To be done. Reproduce the listing below without changes, except that pictures are left out.

(Entries with figure data)
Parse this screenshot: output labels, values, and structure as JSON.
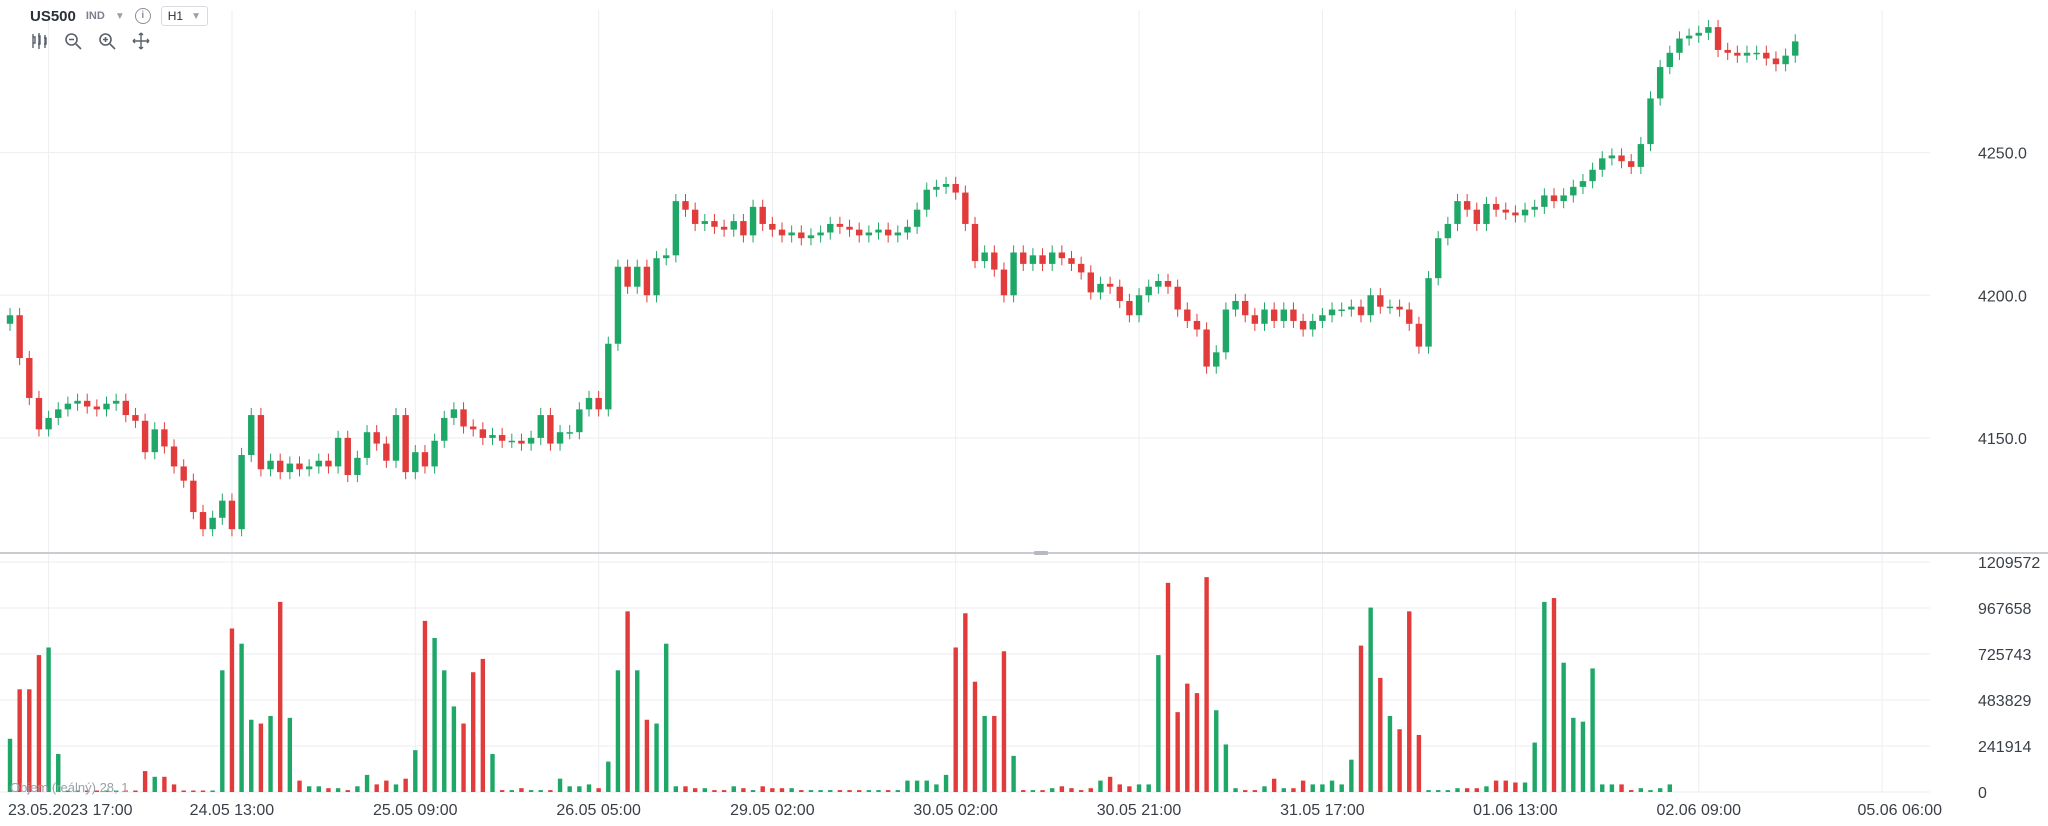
{
  "header": {
    "symbol": "US500",
    "type": "IND",
    "info_icon": "info-icon",
    "timeframe": "H1"
  },
  "toolbar_icons": [
    "candles-icon",
    "zoom-out-icon",
    "zoom-in-icon",
    "move-icon"
  ],
  "volume_label": "Objem (reálný) 28, 1",
  "colors": {
    "up": "#1fa767",
    "down": "#e23b3b",
    "grid": "#eceef1",
    "axis_text": "#3a3f47"
  },
  "chart_data": [
    {
      "type": "candlestick",
      "title": "US500",
      "timeframe": "H1",
      "ylim": [
        4110,
        4300
      ],
      "y_ticks": [
        4150.0,
        4200.0,
        4250.0
      ],
      "y_tick_labels": [
        "4150.0",
        "4200.0",
        "4250.0"
      ],
      "x_tick_labels": [
        "23.05.2023 17:00",
        "24.05 13:00",
        "25.05 09:00",
        "26.05 05:00",
        "29.05 02:00",
        "30.05 02:00",
        "30.05 21:00",
        "31.05 17:00",
        "01.06 13:00",
        "02.06 09:00",
        "05.06 06:00"
      ],
      "grid": true,
      "closes": [
        4193,
        4178,
        4164,
        4153,
        4157,
        4160,
        4162,
        4163,
        4161,
        4160,
        4162,
        4163,
        4158,
        4156,
        4145,
        4153,
        4147,
        4140,
        4135,
        4124,
        4118,
        4122,
        4128,
        4118,
        4144,
        4158,
        4139,
        4142,
        4138,
        4141,
        4139,
        4140,
        4142,
        4140,
        4150,
        4137,
        4143,
        4152,
        4148,
        4142,
        4158,
        4138,
        4145,
        4140,
        4149,
        4157,
        4160,
        4154,
        4153,
        4150,
        4151,
        4149,
        4149,
        4148,
        4150,
        4158,
        4148,
        4152,
        4152,
        4160,
        4164,
        4160,
        4183,
        4210,
        4203,
        4210,
        4200,
        4213,
        4214,
        4233,
        4230,
        4225,
        4226,
        4224,
        4223,
        4226,
        4221,
        4231,
        4225,
        4223,
        4221,
        4222,
        4220,
        4221,
        4222,
        4225,
        4224,
        4223,
        4221,
        4222,
        4223,
        4221,
        4222,
        4224,
        4230,
        4237,
        4238,
        4239,
        4236,
        4225,
        4212,
        4215,
        4209,
        4200,
        4215,
        4211,
        4214,
        4211,
        4215,
        4213,
        4211,
        4208,
        4201,
        4204,
        4203,
        4198,
        4193,
        4200,
        4203,
        4205,
        4203,
        4195,
        4191,
        4188,
        4175,
        4180,
        4195,
        4198,
        4193,
        4190,
        4195,
        4191,
        4195,
        4191,
        4188,
        4191,
        4193,
        4195,
        4195,
        4196,
        4193,
        4200,
        4196,
        4196,
        4195,
        4190,
        4182,
        4206,
        4220,
        4225,
        4233,
        4230,
        4225,
        4232,
        4230,
        4229,
        4228,
        4230,
        4231,
        4235,
        4233,
        4235,
        4238,
        4240,
        4244,
        4248,
        4249,
        4247,
        4245,
        4253,
        4269,
        4280,
        4285,
        4290,
        4291,
        4292,
        4294,
        4286,
        4285,
        4284,
        4285,
        4285,
        4283,
        4281,
        4284,
        4289
      ],
      "x_tick_bar_index": [
        4,
        23,
        42,
        61,
        79,
        98,
        117,
        136,
        156,
        175,
        194
      ]
    },
    {
      "type": "bar",
      "title": "Objem (reálný)",
      "ylim": [
        0,
        1209572
      ],
      "y_tick_labels": [
        "1209572",
        "967658",
        "725743",
        "483829",
        "241914",
        "0"
      ],
      "volumes": [
        280000,
        540000,
        540000,
        720000,
        760000,
        200000,
        0,
        0,
        0,
        0,
        0,
        0,
        0,
        0,
        110000,
        80000,
        80000,
        40000,
        0,
        0,
        0,
        0,
        640000,
        860000,
        780000,
        380000,
        360000,
        400000,
        1000000,
        390000,
        60000,
        30000,
        30000,
        20000,
        20000,
        10000,
        30000,
        90000,
        40000,
        60000,
        40000,
        70000,
        220000,
        900000,
        810000,
        640000,
        450000,
        360000,
        630000,
        700000,
        200000,
        10000,
        10000,
        20000,
        10000,
        10000,
        10000,
        70000,
        30000,
        30000,
        40000,
        20000,
        160000,
        640000,
        950000,
        640000,
        380000,
        360000,
        780000,
        30000,
        30000,
        20000,
        20000,
        10000,
        10000,
        30000,
        20000,
        10000,
        30000,
        20000,
        20000,
        20000,
        10000,
        10000,
        10000,
        10000,
        10000,
        10000,
        10000,
        10000,
        10000,
        10000,
        10000,
        60000,
        60000,
        60000,
        40000,
        90000,
        760000,
        940000,
        580000,
        400000,
        400000,
        740000,
        190000,
        10000,
        10000,
        10000,
        20000,
        30000,
        20000,
        10000,
        20000,
        60000,
        80000,
        40000,
        30000,
        40000,
        40000,
        720000,
        1100000,
        420000,
        570000,
        520000,
        1130000,
        430000,
        250000,
        20000,
        10000,
        10000,
        30000,
        70000,
        20000,
        20000,
        60000,
        40000,
        40000,
        60000,
        40000,
        170000,
        770000,
        970000,
        600000,
        400000,
        330000,
        950000,
        300000,
        10000,
        10000,
        10000,
        20000,
        20000,
        20000,
        30000,
        60000,
        60000,
        50000,
        50000,
        260000,
        1000000,
        1020000,
        680000,
        390000,
        370000,
        650000,
        40000,
        40000,
        40000,
        10000,
        20000,
        10000,
        20000,
        40000
      ]
    }
  ]
}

Problem solution.
Parse this screenshot: output labels, values, and structure as JSON.
{
  "header": {
    "symbol": "US500",
    "type": "IND",
    "info_icon": "info-icon",
    "timeframe": "H1"
  },
  "toolbar_icons": [
    "candles-icon",
    "zoom-out-icon",
    "zoom-in-icon",
    "move-icon"
  ],
  "volume_label": "Objem (reálný) 28, 1",
  "colors": {
    "up": "#1fa767",
    "down": "#e23b3b",
    "grid": "#eceef1",
    "axis_text": "#3a3f47"
  },
  "chart_data": [
    {
      "type": "candlestick",
      "title": "US500",
      "timeframe": "H1",
      "ylim": [
        4110,
        4300
      ],
      "y_ticks": [
        4150.0,
        4200.0,
        4250.0
      ],
      "y_tick_labels": [
        "4150.0",
        "4200.0",
        "4250.0"
      ],
      "x_tick_labels": [
        "23.05.2023 17:00",
        "24.05 13:00",
        "25.05 09:00",
        "26.05 05:00",
        "29.05 02:00",
        "30.05 02:00",
        "30.05 21:00",
        "31.05 17:00",
        "01.06 13:00",
        "02.06 09:00",
        "05.06 06:00"
      ],
      "grid": true,
      "closes": [
        4193,
        4178,
        4164,
        4153,
        4157,
        4160,
        4162,
        4163,
        4161,
        4160,
        4162,
        4163,
        4158,
        4156,
        4145,
        4153,
        4147,
        4140,
        4135,
        4124,
        4118,
        4122,
        4128,
        4118,
        4144,
        4158,
        4139,
        4142,
        4138,
        4141,
        4139,
        4140,
        4142,
        4140,
        4150,
        4137,
        4143,
        4152,
        4148,
        4142,
        4158,
        4138,
        4145,
        4140,
        4149,
        4157,
        4160,
        4154,
        4153,
        4150,
        4151,
        4149,
        4149,
        4148,
        4150,
        4158,
        4148,
        4152,
        4152,
        4160,
        4164,
        4160,
        4183,
        4210,
        4203,
        4210,
        4200,
        4213,
        4214,
        4233,
        4230,
        4225,
        4226,
        4224,
        4223,
        4226,
        4221,
        4231,
        4225,
        4223,
        4221,
        4222,
        4220,
        4221,
        4222,
        4225,
        4224,
        4223,
        4221,
        4222,
        4223,
        4221,
        4222,
        4224,
        4230,
        4237,
        4238,
        4239,
        4236,
        4225,
        4212,
        4215,
        4209,
        4200,
        4215,
        4211,
        4214,
        4211,
        4215,
        4213,
        4211,
        4208,
        4201,
        4204,
        4203,
        4198,
        4193,
        4200,
        4203,
        4205,
        4203,
        4195,
        4191,
        4188,
        4175,
        4180,
        4195,
        4198,
        4193,
        4190,
        4195,
        4191,
        4195,
        4191,
        4188,
        4191,
        4193,
        4195,
        4195,
        4196,
        4193,
        4200,
        4196,
        4196,
        4195,
        4190,
        4182,
        4206,
        4220,
        4225,
        4233,
        4230,
        4225,
        4232,
        4230,
        4229,
        4228,
        4230,
        4231,
        4235,
        4233,
        4235,
        4238,
        4240,
        4244,
        4248,
        4249,
        4247,
        4245,
        4253,
        4269,
        4280,
        4285,
        4290,
        4291,
        4292,
        4294,
        4286,
        4285,
        4284,
        4285,
        4285,
        4283,
        4281,
        4284,
        4289
      ],
      "x_tick_bar_index": [
        4,
        23,
        42,
        61,
        79,
        98,
        117,
        136,
        156,
        175,
        194
      ]
    },
    {
      "type": "bar",
      "title": "Objem (reálný)",
      "ylim": [
        0,
        1209572
      ],
      "y_tick_labels": [
        "1209572",
        "967658",
        "725743",
        "483829",
        "241914",
        "0"
      ],
      "volumes": [
        280000,
        540000,
        540000,
        720000,
        760000,
        200000,
        0,
        0,
        0,
        0,
        0,
        0,
        0,
        0,
        110000,
        80000,
        80000,
        40000,
        0,
        0,
        0,
        0,
        640000,
        860000,
        780000,
        380000,
        360000,
        400000,
        1000000,
        390000,
        60000,
        30000,
        30000,
        20000,
        20000,
        10000,
        30000,
        90000,
        40000,
        60000,
        40000,
        70000,
        220000,
        900000,
        810000,
        640000,
        450000,
        360000,
        630000,
        700000,
        200000,
        10000,
        10000,
        20000,
        10000,
        10000,
        10000,
        70000,
        30000,
        30000,
        40000,
        20000,
        160000,
        640000,
        950000,
        640000,
        380000,
        360000,
        780000,
        30000,
        30000,
        20000,
        20000,
        10000,
        10000,
        30000,
        20000,
        10000,
        30000,
        20000,
        20000,
        20000,
        10000,
        10000,
        10000,
        10000,
        10000,
        10000,
        10000,
        10000,
        10000,
        10000,
        10000,
        60000,
        60000,
        60000,
        40000,
        90000,
        760000,
        940000,
        580000,
        400000,
        400000,
        740000,
        190000,
        10000,
        10000,
        10000,
        20000,
        30000,
        20000,
        10000,
        20000,
        60000,
        80000,
        40000,
        30000,
        40000,
        40000,
        720000,
        1100000,
        420000,
        570000,
        520000,
        1130000,
        430000,
        250000,
        20000,
        10000,
        10000,
        30000,
        70000,
        20000,
        20000,
        60000,
        40000,
        40000,
        60000,
        40000,
        170000,
        770000,
        970000,
        600000,
        400000,
        330000,
        950000,
        300000,
        10000,
        10000,
        10000,
        20000,
        20000,
        20000,
        30000,
        60000,
        60000,
        50000,
        50000,
        260000,
        1000000,
        1020000,
        680000,
        390000,
        370000,
        650000,
        40000,
        40000,
        40000,
        10000,
        20000,
        10000,
        20000,
        40000
      ]
    }
  ]
}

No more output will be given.